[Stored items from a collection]
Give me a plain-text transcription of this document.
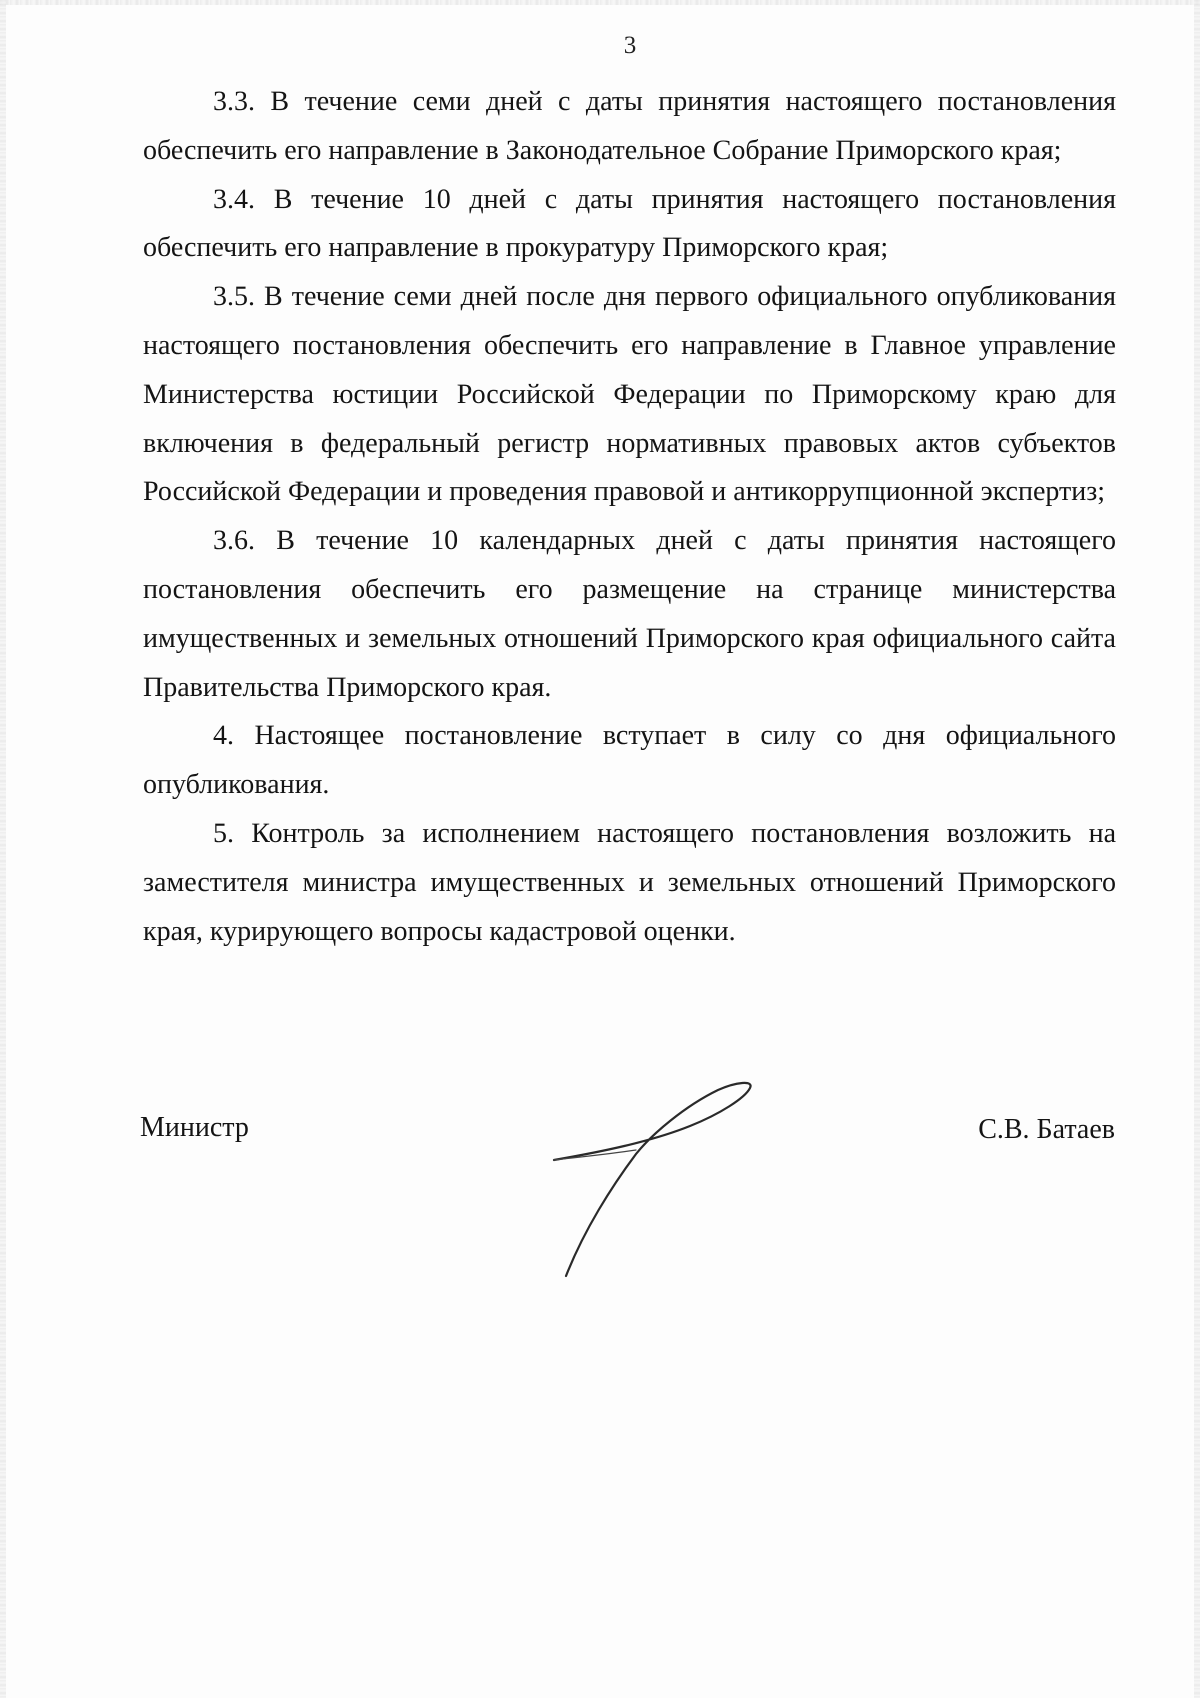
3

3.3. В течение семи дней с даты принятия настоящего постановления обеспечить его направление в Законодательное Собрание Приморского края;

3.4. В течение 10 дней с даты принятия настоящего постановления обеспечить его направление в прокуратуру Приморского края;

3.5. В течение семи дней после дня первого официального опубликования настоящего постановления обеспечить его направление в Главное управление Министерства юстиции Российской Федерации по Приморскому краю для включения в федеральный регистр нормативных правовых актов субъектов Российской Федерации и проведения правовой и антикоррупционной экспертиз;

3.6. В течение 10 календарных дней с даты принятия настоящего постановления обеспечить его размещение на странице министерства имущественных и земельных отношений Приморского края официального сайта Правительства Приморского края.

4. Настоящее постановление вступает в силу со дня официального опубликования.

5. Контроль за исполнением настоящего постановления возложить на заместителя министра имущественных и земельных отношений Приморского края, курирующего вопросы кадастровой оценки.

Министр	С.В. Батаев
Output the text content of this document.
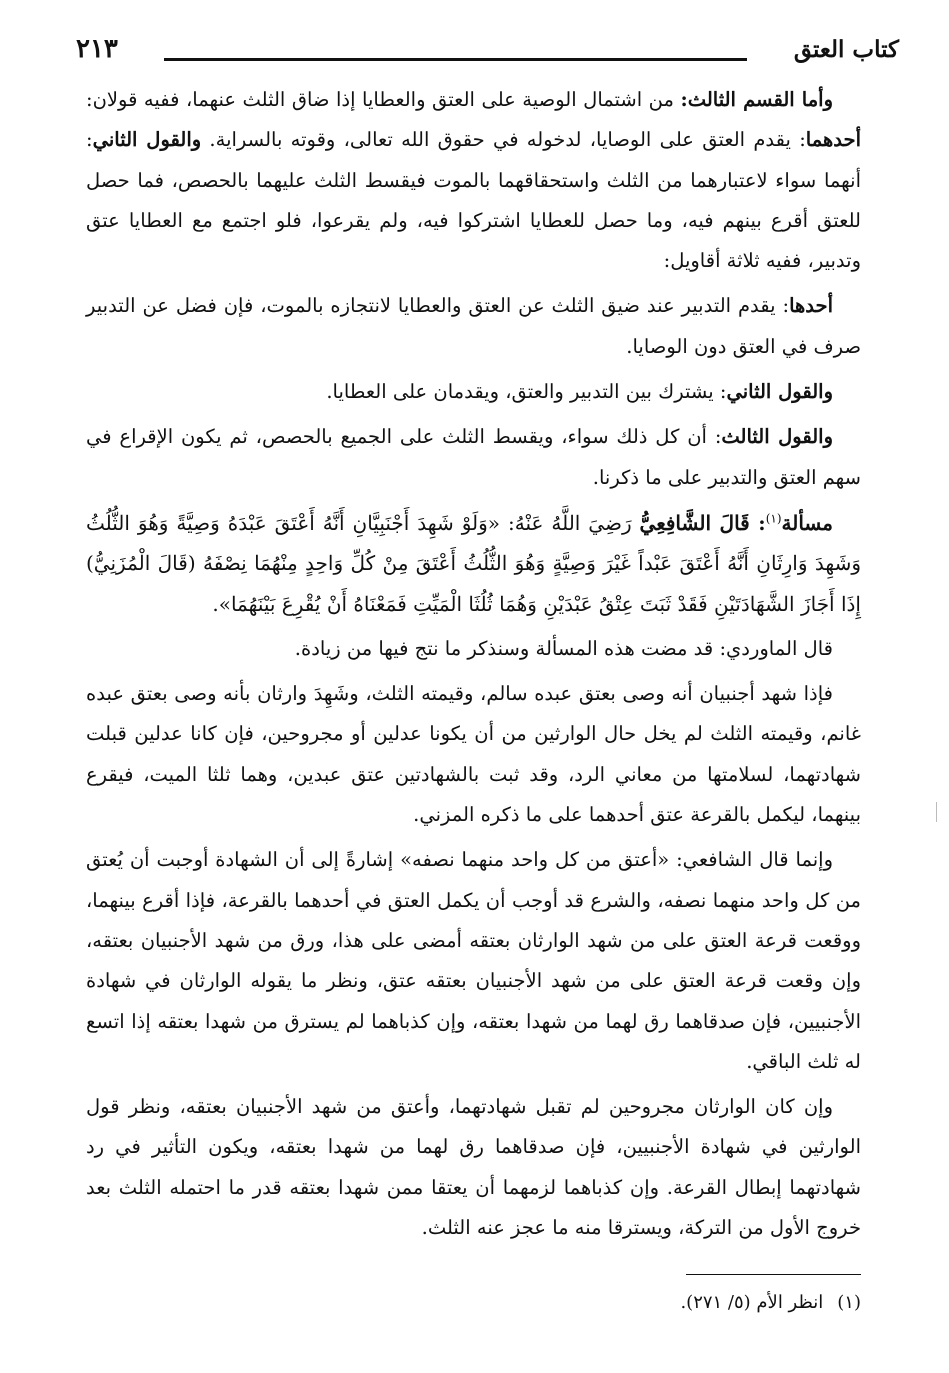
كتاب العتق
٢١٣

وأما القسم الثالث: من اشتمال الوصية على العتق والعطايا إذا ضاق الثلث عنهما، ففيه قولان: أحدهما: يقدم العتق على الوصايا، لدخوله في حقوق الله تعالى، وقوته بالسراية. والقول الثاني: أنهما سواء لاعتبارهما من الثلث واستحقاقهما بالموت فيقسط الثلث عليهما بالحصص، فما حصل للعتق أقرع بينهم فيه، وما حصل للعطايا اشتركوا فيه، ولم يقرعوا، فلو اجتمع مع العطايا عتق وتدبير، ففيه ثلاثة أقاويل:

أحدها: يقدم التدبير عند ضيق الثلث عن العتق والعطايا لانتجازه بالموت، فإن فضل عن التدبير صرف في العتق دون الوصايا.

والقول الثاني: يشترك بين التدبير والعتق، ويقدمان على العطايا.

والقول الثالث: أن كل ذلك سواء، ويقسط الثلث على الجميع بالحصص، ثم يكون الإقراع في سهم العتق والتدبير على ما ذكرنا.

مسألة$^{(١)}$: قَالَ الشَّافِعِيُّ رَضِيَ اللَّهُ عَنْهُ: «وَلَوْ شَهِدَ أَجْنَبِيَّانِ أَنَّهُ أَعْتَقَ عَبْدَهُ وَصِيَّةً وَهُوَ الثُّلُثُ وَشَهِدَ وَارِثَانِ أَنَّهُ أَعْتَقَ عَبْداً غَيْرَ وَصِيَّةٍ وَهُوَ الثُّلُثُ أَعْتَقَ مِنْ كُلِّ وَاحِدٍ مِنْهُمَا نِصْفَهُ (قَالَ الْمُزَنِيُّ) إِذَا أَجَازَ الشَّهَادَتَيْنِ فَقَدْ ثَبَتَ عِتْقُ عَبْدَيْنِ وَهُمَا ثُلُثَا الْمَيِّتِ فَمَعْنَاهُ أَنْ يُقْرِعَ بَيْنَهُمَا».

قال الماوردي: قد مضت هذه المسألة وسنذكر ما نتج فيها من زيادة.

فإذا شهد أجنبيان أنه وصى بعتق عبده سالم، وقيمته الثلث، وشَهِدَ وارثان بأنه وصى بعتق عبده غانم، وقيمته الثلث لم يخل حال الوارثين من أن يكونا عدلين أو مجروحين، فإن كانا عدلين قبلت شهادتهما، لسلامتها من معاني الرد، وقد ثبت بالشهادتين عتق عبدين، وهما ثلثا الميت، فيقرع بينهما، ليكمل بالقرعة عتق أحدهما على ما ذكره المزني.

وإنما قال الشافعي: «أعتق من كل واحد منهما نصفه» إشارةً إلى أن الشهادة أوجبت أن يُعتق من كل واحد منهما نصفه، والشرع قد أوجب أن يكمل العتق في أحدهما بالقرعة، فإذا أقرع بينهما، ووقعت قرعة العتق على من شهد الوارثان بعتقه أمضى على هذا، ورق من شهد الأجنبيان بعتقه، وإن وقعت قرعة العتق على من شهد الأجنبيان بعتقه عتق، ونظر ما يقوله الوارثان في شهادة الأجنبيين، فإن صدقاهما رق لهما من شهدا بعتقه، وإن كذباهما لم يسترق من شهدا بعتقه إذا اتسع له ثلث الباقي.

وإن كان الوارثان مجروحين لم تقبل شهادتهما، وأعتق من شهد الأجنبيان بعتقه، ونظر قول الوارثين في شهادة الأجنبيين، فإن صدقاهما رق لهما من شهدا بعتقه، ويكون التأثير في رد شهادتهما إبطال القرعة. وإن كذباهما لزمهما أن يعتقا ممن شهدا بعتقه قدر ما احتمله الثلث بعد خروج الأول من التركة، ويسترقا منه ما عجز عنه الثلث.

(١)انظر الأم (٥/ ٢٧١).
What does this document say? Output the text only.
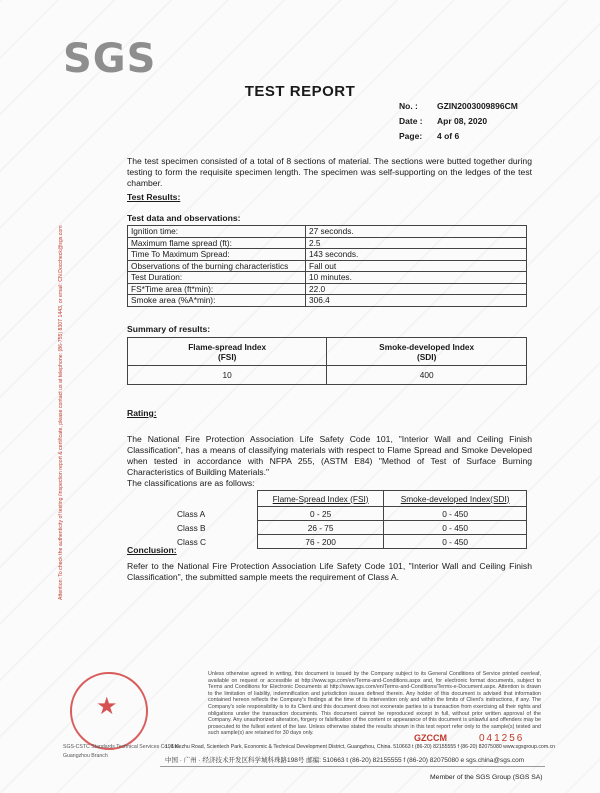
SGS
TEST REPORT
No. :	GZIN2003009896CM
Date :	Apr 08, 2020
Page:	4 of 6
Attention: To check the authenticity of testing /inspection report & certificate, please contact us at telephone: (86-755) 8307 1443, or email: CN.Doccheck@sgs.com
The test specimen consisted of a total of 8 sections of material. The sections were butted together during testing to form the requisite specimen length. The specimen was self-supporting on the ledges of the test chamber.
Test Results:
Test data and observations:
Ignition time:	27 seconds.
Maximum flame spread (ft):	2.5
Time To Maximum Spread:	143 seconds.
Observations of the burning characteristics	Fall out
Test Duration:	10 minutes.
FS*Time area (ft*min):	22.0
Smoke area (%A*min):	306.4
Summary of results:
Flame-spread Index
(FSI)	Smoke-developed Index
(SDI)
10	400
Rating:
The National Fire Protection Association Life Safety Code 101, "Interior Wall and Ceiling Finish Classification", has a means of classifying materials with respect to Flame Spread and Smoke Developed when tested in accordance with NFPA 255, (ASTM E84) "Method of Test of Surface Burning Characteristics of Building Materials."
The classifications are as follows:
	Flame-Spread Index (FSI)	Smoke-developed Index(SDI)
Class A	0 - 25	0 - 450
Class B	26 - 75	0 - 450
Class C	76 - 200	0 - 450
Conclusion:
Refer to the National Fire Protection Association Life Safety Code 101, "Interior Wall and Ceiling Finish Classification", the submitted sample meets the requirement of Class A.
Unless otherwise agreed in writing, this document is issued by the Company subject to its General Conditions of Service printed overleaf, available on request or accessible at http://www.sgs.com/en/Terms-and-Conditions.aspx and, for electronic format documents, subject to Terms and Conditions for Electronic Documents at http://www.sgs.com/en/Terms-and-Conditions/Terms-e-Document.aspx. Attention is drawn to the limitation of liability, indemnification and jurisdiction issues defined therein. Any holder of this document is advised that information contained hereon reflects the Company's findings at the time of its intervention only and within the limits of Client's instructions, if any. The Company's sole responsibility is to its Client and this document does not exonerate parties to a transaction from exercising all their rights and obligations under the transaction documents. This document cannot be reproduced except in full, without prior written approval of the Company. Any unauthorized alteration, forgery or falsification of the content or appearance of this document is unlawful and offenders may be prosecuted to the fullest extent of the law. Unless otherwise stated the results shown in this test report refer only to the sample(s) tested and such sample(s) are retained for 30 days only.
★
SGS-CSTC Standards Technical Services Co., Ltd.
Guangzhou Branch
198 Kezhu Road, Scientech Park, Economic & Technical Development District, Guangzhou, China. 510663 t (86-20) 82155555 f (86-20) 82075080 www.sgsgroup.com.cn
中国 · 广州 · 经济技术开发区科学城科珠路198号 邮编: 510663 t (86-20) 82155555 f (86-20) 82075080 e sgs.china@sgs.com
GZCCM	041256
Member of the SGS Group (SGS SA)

◆ **What the exercise asks**: Omit the images and transcribe all of the records above word for word.

◆ **Written solution**:
Give me a plain-text transcription of this document.
3

3.3. В течение семи дней с даты принятия настоящего постановления обеспечить его направление в Законодательное Собрание Приморского края;

3.4. В течение 10 дней с даты принятия настоящего постановления обеспечить его направление в прокуратуру Приморского края;

3.5. В течение семи дней после дня первого официального опубликования настоящего постановления обеспечить его направление в Главное управление Министерства юстиции Российской Федерации по Приморскому краю для включения в федеральный регистр нормативных правовых актов субъектов Российской Федерации и проведения правовой и антикоррупционной экспертиз;

3.6. В течение 10 календарных дней с даты принятия настоящего постановления обеспечить его размещение на странице министерства имущественных и земельных отношений Приморского края официального сайта Правительства Приморского края.

4. Настоящее постановление вступает в силу со дня официального опубликования.

5. Контроль за исполнением настоящего постановления возложить на заместителя министра имущественных и земельных отношений Приморского края, курирующего вопросы кадастровой оценки.

Министр	С.В. Батаев
Output the text content of this document.
كتاب العتق
٢١٣

وأما القسم الثالث: من اشتمال الوصية على العتق والعطايا إذا ضاق الثلث عنهما، ففيه قولان: أحدهما: يقدم العتق على الوصايا، لدخوله في حقوق الله تعالى، وقوته بالسراية. والقول الثاني: أنهما سواء لاعتبارهما من الثلث واستحقاقهما بالموت فيقسط الثلث عليهما بالحصص، فما حصل للعتق أقرع بينهم فيه، وما حصل للعطايا اشتركوا فيه، ولم يقرعوا، فلو اجتمع مع العطايا عتق وتدبير، ففيه ثلاثة أقاويل:

أحدها: يقدم التدبير عند ضيق الثلث عن العتق والعطايا لانتجازه بالموت، فإن فضل عن التدبير صرف في العتق دون الوصايا.

والقول الثاني: يشترك بين التدبير والعتق، ويقدمان على العطايا.

والقول الثالث: أن كل ذلك سواء، ويقسط الثلث على الجميع بالحصص، ثم يكون الإقراع في سهم العتق والتدبير على ما ذكرنا.

مسألة$^{(١)}$: قَالَ الشَّافِعِيُّ رَضِيَ اللَّهُ عَنْهُ: «وَلَوْ شَهِدَ أَجْنَبِيَّانِ أَنَّهُ أَعْتَقَ عَبْدَهُ وَصِيَّةً وَهُوَ الثُّلُثُ وَشَهِدَ وَارِثَانِ أَنَّهُ أَعْتَقَ عَبْداً غَيْرَ وَصِيَّةٍ وَهُوَ الثُّلُثُ أَعْتَقَ مِنْ كُلِّ وَاحِدٍ مِنْهُمَا نِصْفَهُ (قَالَ الْمُزَنِيُّ) إِذَا أَجَازَ الشَّهَادَتَيْنِ فَقَدْ ثَبَتَ عِتْقُ عَبْدَيْنِ وَهُمَا ثُلُثَا الْمَيِّتِ فَمَعْنَاهُ أَنْ يُقْرِعَ بَيْنَهُمَا».

قال الماوردي: قد مضت هذه المسألة وسنذكر ما نتج فيها من زيادة.

فإذا شهد أجنبيان أنه وصى بعتق عبده سالم، وقيمته الثلث، وشَهِدَ وارثان بأنه وصى بعتق عبده غانم، وقيمته الثلث لم يخل حال الوارثين من أن يكونا عدلين أو مجروحين، فإن كانا عدلين قبلت شهادتهما، لسلامتها من معاني الرد، وقد ثبت بالشهادتين عتق عبدين، وهما ثلثا الميت، فيقرع بينهما، ليكمل بالقرعة عتق أحدهما على ما ذكره المزني.

وإنما قال الشافعي: «أعتق من كل واحد منهما نصفه» إشارةً إلى أن الشهادة أوجبت أن يُعتق من كل واحد منهما نصفه، والشرع قد أوجب أن يكمل العتق في أحدهما بالقرعة، فإذا أقرع بينهما، ووقعت قرعة العتق على من شهد الوارثان بعتقه أمضى على هذا، ورق من شهد الأجنبيان بعتقه، وإن وقعت قرعة العتق على من شهد الأجنبيان بعتقه عتق، ونظر ما يقوله الوارثان في شهادة الأجنبيين، فإن صدقاهما رق لهما من شهدا بعتقه، وإن كذباهما لم يسترق من شهدا بعتقه إذا اتسع له ثلث الباقي.

وإن كان الوارثان مجروحين لم تقبل شهادتهما، وأعتق من شهد الأجنبيان بعتقه، ونظر قول الوارثين في شهادة الأجنبيين، فإن صدقاهما رق لهما من شهدا بعتقه، ويكون التأثير في رد شهادتهما إبطال القرعة. وإن كذباهما لزمهما أن يعتقا ممن شهدا بعتقه قدر ما احتمله الثلث بعد خروج الأول من التركة، ويسترقا منه ما عجز عنه الثلث.

(١)انظر الأم (٥/ ٢٧١).
What does this document say? Output the text only.
SGS
TEST REPORT
No. :	GZIN2003009896CM
Date :	Apr 08, 2020
Page:	4 of 6
Attention: To check the authenticity of testing /inspection report & certificate, please contact us at telephone: (86-755) 8307 1443, or email: CN.Doccheck@sgs.com
The test specimen consisted of a total of 8 sections of material. The sections were butted together during testing to form the requisite specimen length. The specimen was self-supporting on the ledges of the test chamber.
Test Results:
Test data and observations:
Ignition time:	27 seconds.
Maximum flame spread (ft):	2.5
Time To Maximum Spread:	143 seconds.
Observations of the burning characteristics	Fall out
Test Duration:	10 minutes.
FS*Time area (ft*min):	22.0
Smoke area (%A*min):	306.4
Summary of results:
Flame-spread Index
(FSI)	Smoke-developed Index
(SDI)
10	400
Rating:
The National Fire Protection Association Life Safety Code 101, "Interior Wall and Ceiling Finish Classification", has a means of classifying materials with respect to Flame Spread and Smoke Developed when tested in accordance with NFPA 255, (ASTM E84) "Method of Test of Surface Burning Characteristics of Building Materials."
The classifications are as follows:
	Flame-Spread Index (FSI)	Smoke-developed Index(SDI)
Class A	0 - 25	0 - 450
Class B	26 - 75	0 - 450
Class C	76 - 200	0 - 450
Conclusion:
Refer to the National Fire Protection Association Life Safety Code 101, "Interior Wall and Ceiling Finish Classification", the submitted sample meets the requirement of Class A.
Unless otherwise agreed in writing, this document is issued by the Company subject to its General Conditions of Service printed overleaf, available on request or accessible at http://www.sgs.com/en/Terms-and-Conditions.aspx and, for electronic format documents, subject to Terms and Conditions for Electronic Documents at http://www.sgs.com/en/Terms-and-Conditions/Terms-e-Document.aspx. Attention is drawn to the limitation of liability, indemnification and jurisdiction issues defined therein. Any holder of this document is advised that information contained hereon reflects the Company's findings at the time of its intervention only and within the limits of Client's instructions, if any. The Company's sole responsibility is to its Client and this document does not exonerate parties to a transaction from exercising all their rights and obligations under the transaction documents. This document cannot be reproduced except in full, without prior written approval of the Company. Any unauthorized alteration, forgery or falsification of the content or appearance of this document is unlawful and offenders may be prosecuted to the fullest extent of the law. Unless otherwise stated the results shown in this test report refer only to the sample(s) tested and such sample(s) are retained for 30 days only.
★
SGS-CSTC Standards Technical Services Co., Ltd.
Guangzhou Branch
198 Kezhu Road, Scientech Park, Economic & Technical Development District, Guangzhou, China. 510663 t (86-20) 82155555 f (86-20) 82075080 www.sgsgroup.com.cn
中国 · 广州 · 经济技术开发区科学城科珠路198号 邮编: 510663 t (86-20) 82155555 f (86-20) 82075080 e sgs.china@sgs.com
GZCCM	041256
Member of the SGS Group (SGS SA)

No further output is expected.